**DIRECTION:**
Return the listing below unchanged, minus its pictures.
....
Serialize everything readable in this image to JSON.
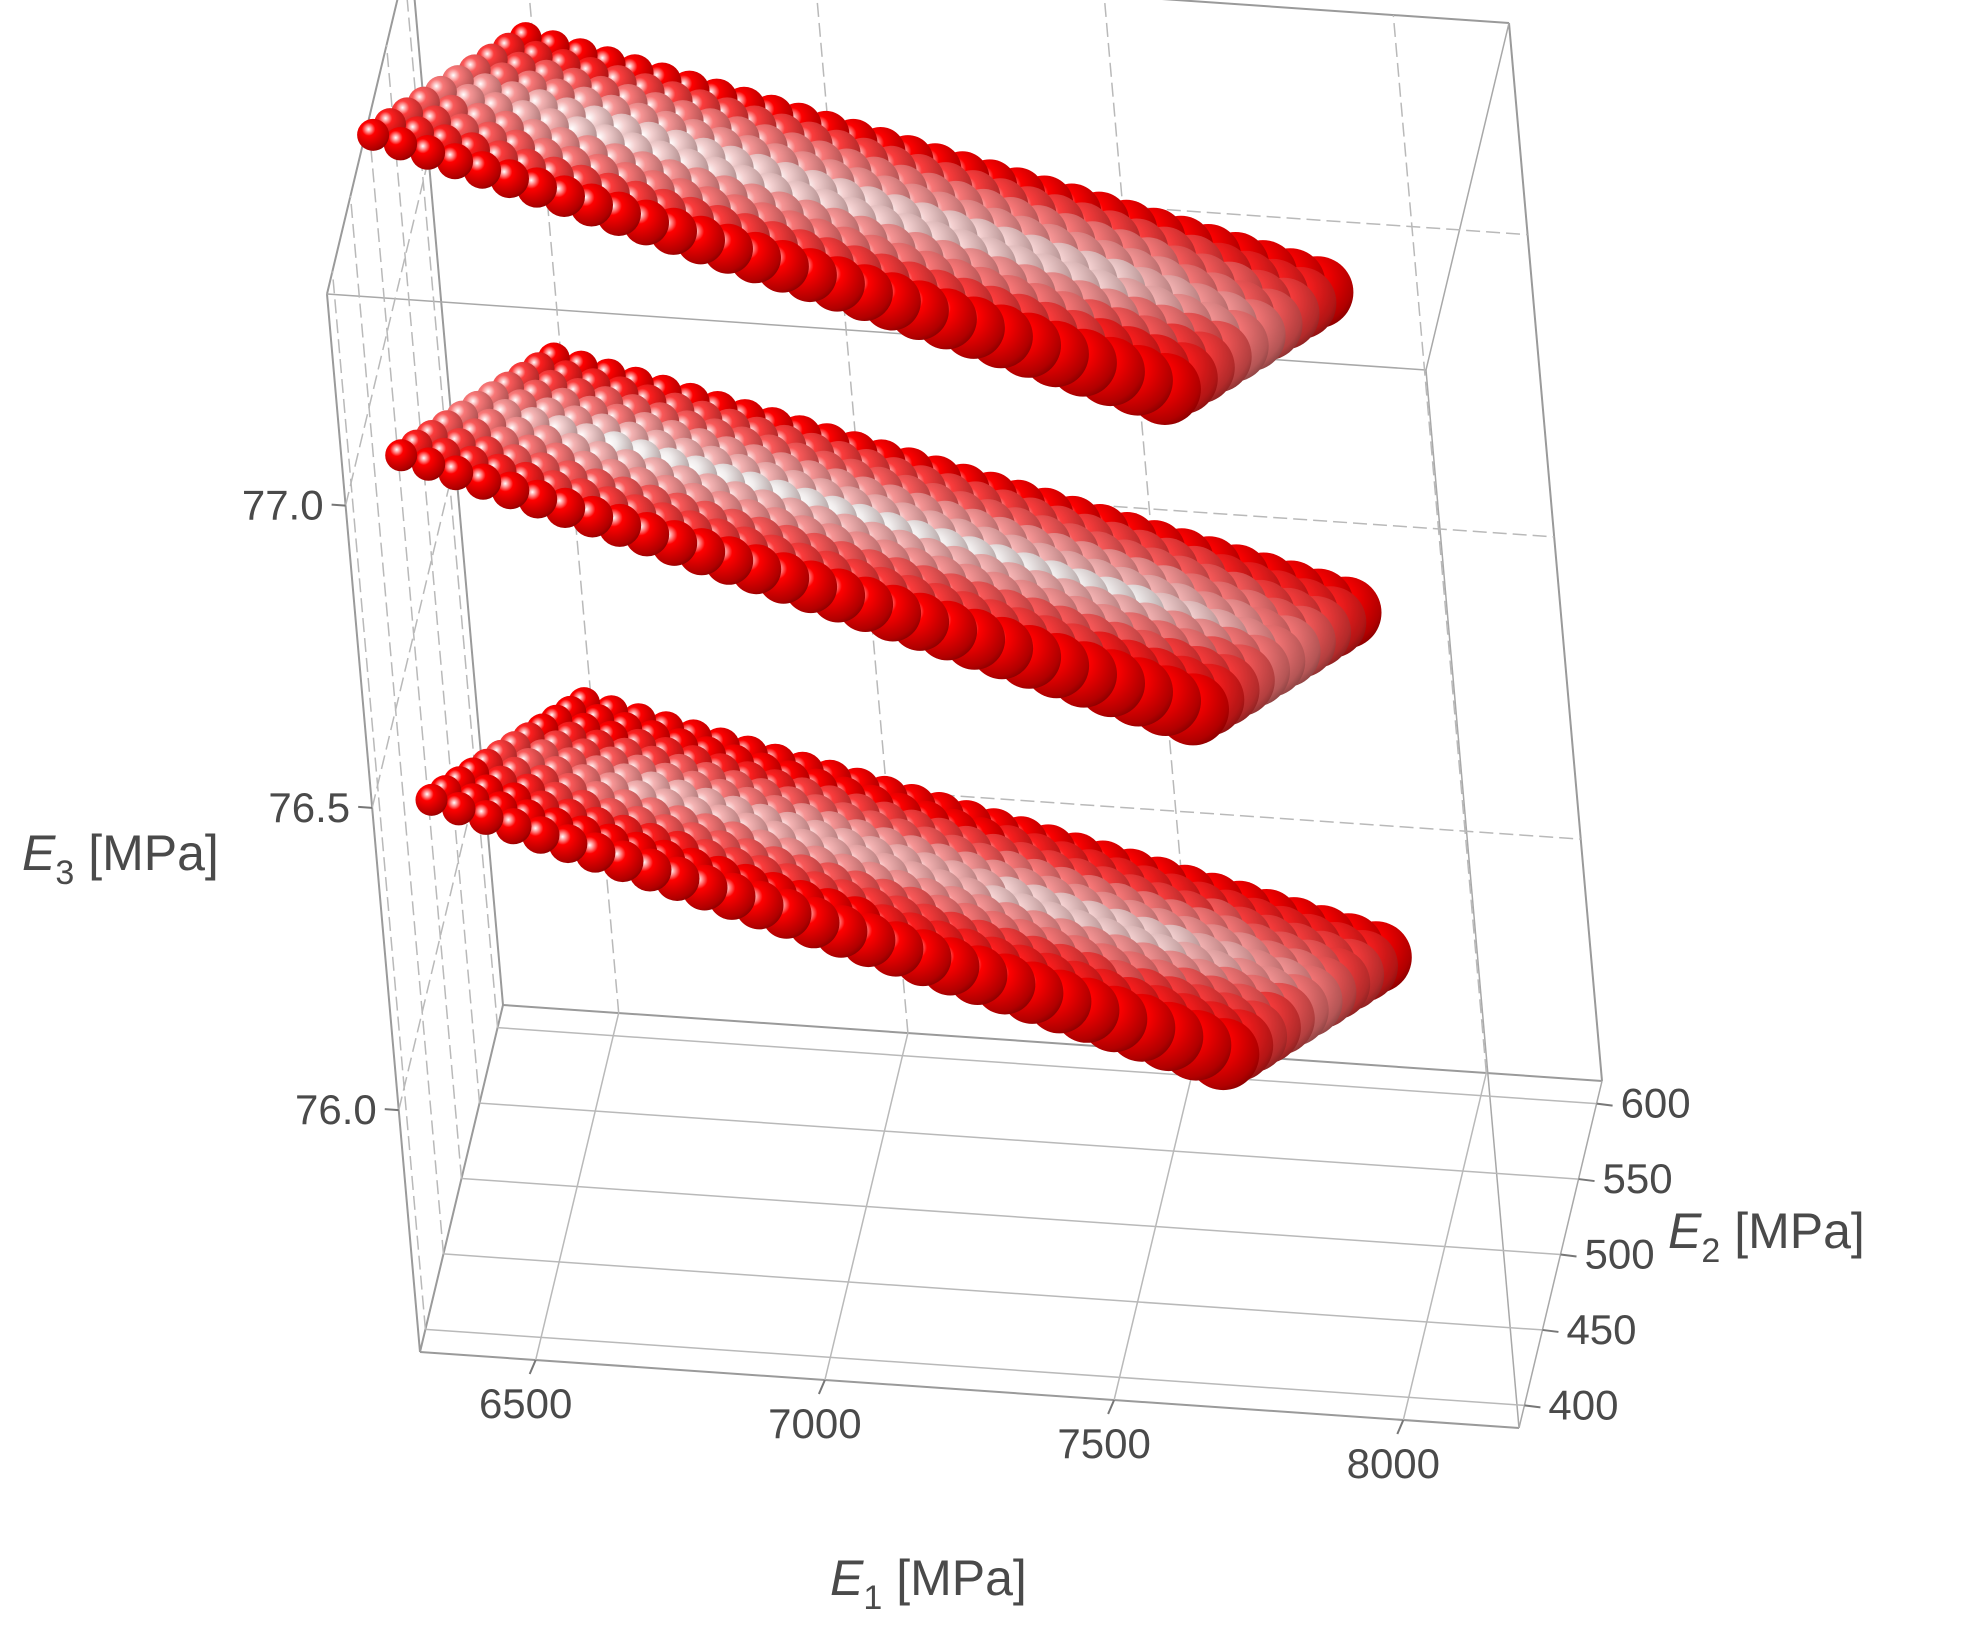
{
  "chart_data": {
    "type": "scatter",
    "subtype": "3d-point-cloud",
    "marker": "sphere",
    "color_scale": {
      "low": "#ff0000",
      "high": "#ffffff"
    },
    "grid": true,
    "axes": {
      "x": {
        "label": "E",
        "sub": "1",
        "unit": "[MPa]",
        "ticks": [
          "6500",
          "7000",
          "7500",
          "8000"
        ],
        "range": [
          6300,
          8200
        ]
      },
      "y": {
        "label": "E",
        "sub": "2",
        "unit": "[MPa]",
        "ticks": [
          "400",
          "450",
          "500",
          "550",
          "600"
        ],
        "range": [
          385,
          615
        ]
      },
      "z": {
        "label": "E",
        "sub": "3",
        "unit": "[MPa]",
        "ticks": [
          "76.0",
          "76.5",
          "77.0"
        ],
        "range": [
          75.6,
          77.35
        ]
      }
    },
    "series": [
      {
        "e3": 77.25,
        "e1_range": [
          6500,
          7950
        ],
        "e2_range": [
          400,
          600
        ],
        "grid_n1": 30,
        "grid_n2": 10,
        "band_width": 4
      },
      {
        "e3": 76.72,
        "e1_range": [
          6500,
          7950
        ],
        "e2_range": [
          400,
          600
        ],
        "grid_n1": 30,
        "grid_n2": 11,
        "band_width": 5
      },
      {
        "e3": 76.15,
        "e1_range": [
          6500,
          7950
        ],
        "e2_range": [
          400,
          600
        ],
        "grid_n1": 30,
        "grid_n2": 12,
        "band_width": 6
      }
    ]
  }
}
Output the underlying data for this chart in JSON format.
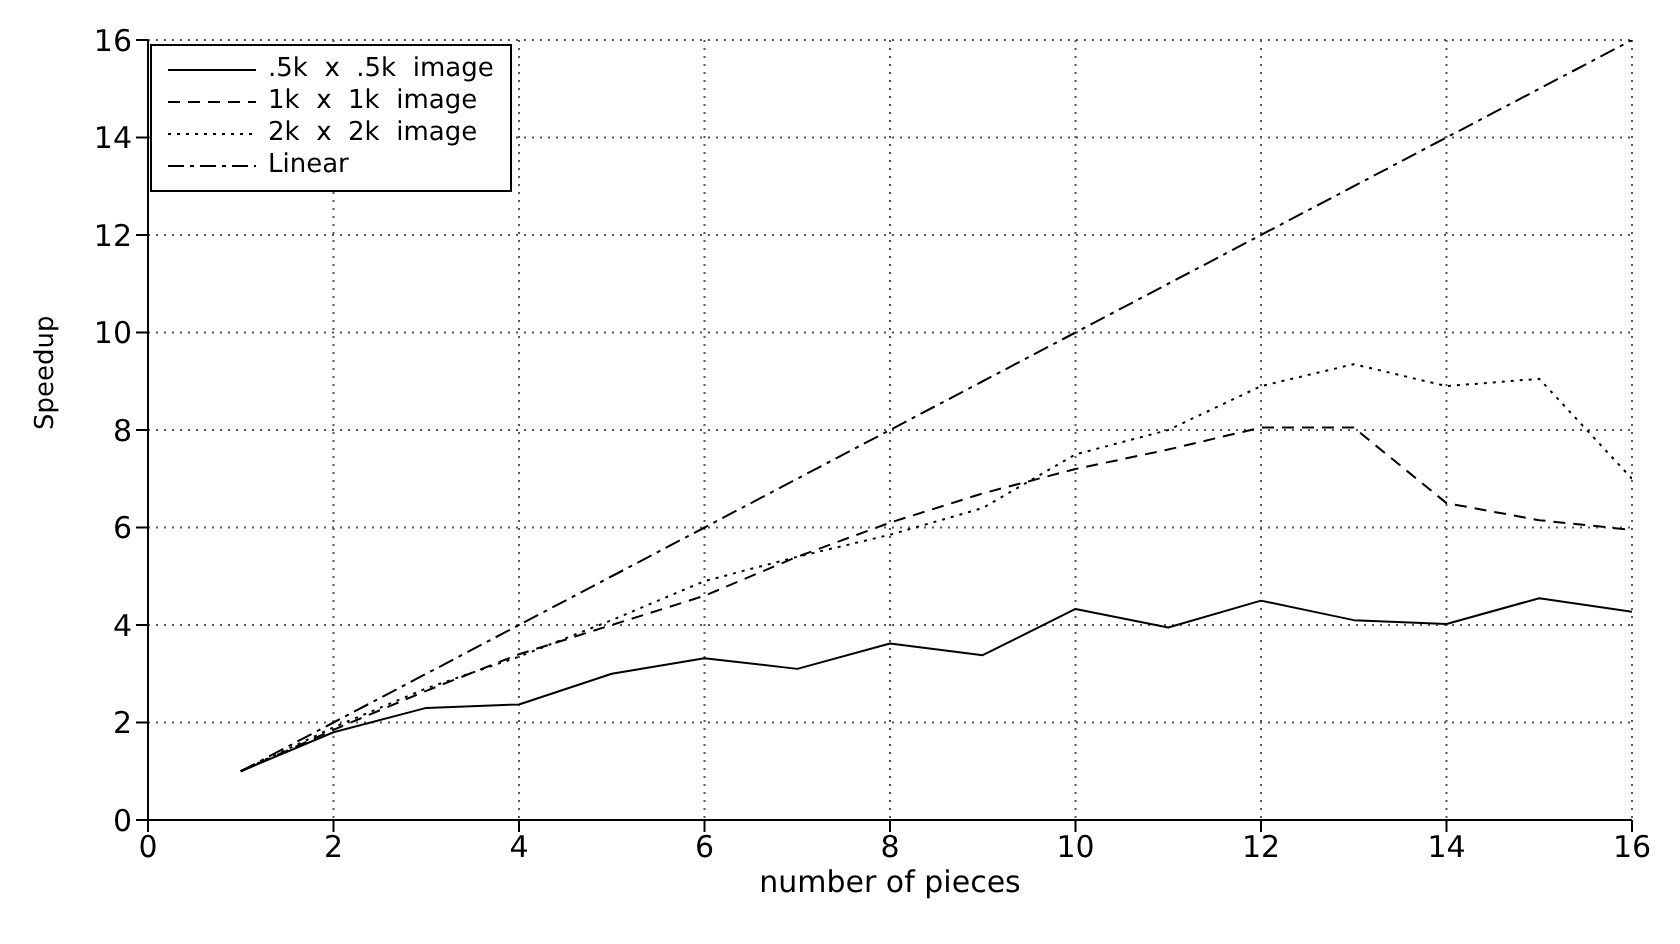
{
  "chart_data": {
    "type": "line",
    "xlabel": "number of pieces",
    "ylabel": "Speedup",
    "x": [
      1,
      2,
      3,
      4,
      5,
      6,
      7,
      8,
      9,
      10,
      11,
      12,
      13,
      14,
      15,
      16
    ],
    "series": [
      {
        "name": ".5k  x  .5k  image",
        "color": "#000000",
        "line_style": "solid",
        "values": [
          1,
          1.8,
          2.3,
          2.37,
          3,
          3.32,
          3.1,
          3.62,
          3.38,
          4.33,
          3.95,
          4.5,
          4.1,
          4.02,
          4.55,
          4.27
        ]
      },
      {
        "name": "1k  x  1k  image",
        "color": "#000000",
        "line_style": "dashed",
        "values": [
          1,
          1.85,
          2.65,
          3.4,
          4,
          4.6,
          5.4,
          6.1,
          6.7,
          7.2,
          7.6,
          8.05,
          8.05,
          6.5,
          6.15,
          5.95
        ]
      },
      {
        "name": "2k  x  2k  image",
        "color": "#000000",
        "line_style": "dotted",
        "values": [
          1,
          1.9,
          2.7,
          3.35,
          4.1,
          4.9,
          5.4,
          5.85,
          6.4,
          7.5,
          8,
          8.9,
          9.35,
          8.9,
          9.05,
          7
        ]
      },
      {
        "name": "Linear",
        "color": "#000000",
        "line_style": "dashdot",
        "values": [
          1,
          2,
          3,
          4,
          5,
          6,
          7,
          8,
          9,
          10,
          11,
          12,
          13,
          14,
          15,
          16
        ]
      }
    ],
    "xlim": [
      0,
      16
    ],
    "xticks": [
      0,
      2,
      4,
      6,
      8,
      10,
      12,
      14,
      16
    ],
    "ylim": [
      0,
      16
    ],
    "yticks": [
      0,
      2,
      4,
      6,
      8,
      10,
      12,
      14,
      16
    ],
    "grid": true,
    "legend": "top left",
    "marker": "none"
  }
}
....
**SOLUTION:**
Serialize everything readable in this image to JSON.
{
  "chart_data": {
    "type": "scatter",
    "subtype": "3d-point-cloud",
    "marker": "sphere",
    "color_scale": {
      "low": "#ff0000",
      "high": "#ffffff"
    },
    "grid": true,
    "axes": {
      "x": {
        "label": "E",
        "sub": "1",
        "unit": "[MPa]",
        "ticks": [
          "6500",
          "7000",
          "7500",
          "8000"
        ],
        "range": [
          6300,
          8200
        ]
      },
      "y": {
        "label": "E",
        "sub": "2",
        "unit": "[MPa]",
        "ticks": [
          "400",
          "450",
          "500",
          "550",
          "600"
        ],
        "range": [
          385,
          615
        ]
      },
      "z": {
        "label": "E",
        "sub": "3",
        "unit": "[MPa]",
        "ticks": [
          "76.0",
          "76.5",
          "77.0"
        ],
        "range": [
          75.6,
          77.35
        ]
      }
    },
    "series": [
      {
        "e3": 77.25,
        "e1_range": [
          6500,
          7950
        ],
        "e2_range": [
          400,
          600
        ],
        "grid_n1": 30,
        "grid_n2": 10,
        "band_width": 4
      },
      {
        "e3": 76.72,
        "e1_range": [
          6500,
          7950
        ],
        "e2_range": [
          400,
          600
        ],
        "grid_n1": 30,
        "grid_n2": 11,
        "band_width": 5
      },
      {
        "e3": 76.15,
        "e1_range": [
          6500,
          7950
        ],
        "e2_range": [
          400,
          600
        ],
        "grid_n1": 30,
        "grid_n2": 12,
        "band_width": 6
      }
    ]
  }
}
Output the underlying data for this chart in JSON format.
{
  "chart_data": {
    "type": "line",
    "xlabel": "number of pieces",
    "ylabel": "Speedup",
    "x": [
      1,
      2,
      3,
      4,
      5,
      6,
      7,
      8,
      9,
      10,
      11,
      12,
      13,
      14,
      15,
      16
    ],
    "series": [
      {
        "name": ".5k  x  .5k  image",
        "color": "#000000",
        "line_style": "solid",
        "values": [
          1,
          1.8,
          2.3,
          2.37,
          3,
          3.32,
          3.1,
          3.62,
          3.38,
          4.33,
          3.95,
          4.5,
          4.1,
          4.02,
          4.55,
          4.27
        ]
      },
      {
        "name": "1k  x  1k  image",
        "color": "#000000",
        "line_style": "dashed",
        "values": [
          1,
          1.85,
          2.65,
          3.4,
          4,
          4.6,
          5.4,
          6.1,
          6.7,
          7.2,
          7.6,
          8.05,
          8.05,
          6.5,
          6.15,
          5.95
        ]
      },
      {
        "name": "2k  x  2k  image",
        "color": "#000000",
        "line_style": "dotted",
        "values": [
          1,
          1.9,
          2.7,
          3.35,
          4.1,
          4.9,
          5.4,
          5.85,
          6.4,
          7.5,
          8,
          8.9,
          9.35,
          8.9,
          9.05,
          7
        ]
      },
      {
        "name": "Linear",
        "color": "#000000",
        "line_style": "dashdot",
        "values": [
          1,
          2,
          3,
          4,
          5,
          6,
          7,
          8,
          9,
          10,
          11,
          12,
          13,
          14,
          15,
          16
        ]
      }
    ],
    "xlim": [
      0,
      16
    ],
    "xticks": [
      0,
      2,
      4,
      6,
      8,
      10,
      12,
      14,
      16
    ],
    "ylim": [
      0,
      16
    ],
    "yticks": [
      0,
      2,
      4,
      6,
      8,
      10,
      12,
      14,
      16
    ],
    "grid": true,
    "legend": "top left",
    "marker": "none"
  }
}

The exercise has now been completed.